- Provided data -

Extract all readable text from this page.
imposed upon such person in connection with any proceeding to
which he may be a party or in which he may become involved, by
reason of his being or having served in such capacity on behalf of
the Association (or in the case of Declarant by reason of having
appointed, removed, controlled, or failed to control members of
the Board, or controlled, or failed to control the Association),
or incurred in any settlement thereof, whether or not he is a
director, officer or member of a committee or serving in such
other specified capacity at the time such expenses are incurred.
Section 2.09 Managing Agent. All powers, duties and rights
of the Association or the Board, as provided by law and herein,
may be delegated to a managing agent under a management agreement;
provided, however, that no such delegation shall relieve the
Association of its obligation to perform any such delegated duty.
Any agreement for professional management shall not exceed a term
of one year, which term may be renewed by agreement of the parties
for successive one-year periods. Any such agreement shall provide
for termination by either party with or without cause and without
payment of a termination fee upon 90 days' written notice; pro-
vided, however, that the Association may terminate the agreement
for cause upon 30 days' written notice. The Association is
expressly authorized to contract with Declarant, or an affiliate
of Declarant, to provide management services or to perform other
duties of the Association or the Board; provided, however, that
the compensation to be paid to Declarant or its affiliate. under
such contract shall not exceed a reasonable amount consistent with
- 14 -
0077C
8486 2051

- Stated goal -
Output each entry precisely as given.

- Expected output -
Extract all readable text from this page.
imposed upon such person in connection with any proceeding to
which he may be a party or in which he may become involved, by
reason of his being or having served in such capacity on behalf of
the Association (or in the case of Declarant by reason of having
appointed, removed, controlled, or failed to control members of
the Board, or controlled, or failed to control the Association),
or incurred in any settlement thereof, whether or not he is a
director, officer or member of a committee or serving in such
other specified capacity at the time such expenses are incurred.
Section 2.09 Managing Agent. All powers, duties and rights
of the Association or the Board, as provided by law and herein,
may be delegated to a managing agent under a management agreement;
provided, however, that no such delegation shall relieve the
Association of its obligation to perform any such delegated duty.
Any agreement for professional management shall not exceed a term
of one year, which term may be renewed by agreement of the parties
for successive one-year periods. Any such agreement shall provide
for termination by either party with or without cause and without
payment of a termination fee upon 90 days' written notice; pro-
vided, however, that the Association may terminate the agreement
for cause upon 30 days' written notice. The Association is
expressly authorized to contract with Declarant, or an affiliate
of Declarant, to provide management services or to perform other
duties of the Association or the Board; provided, however, that
the compensation to be paid to Declarant or its affiliate. under
such contract shall not exceed a reasonable amount consistent with
- 14 -
0077C
8486 2051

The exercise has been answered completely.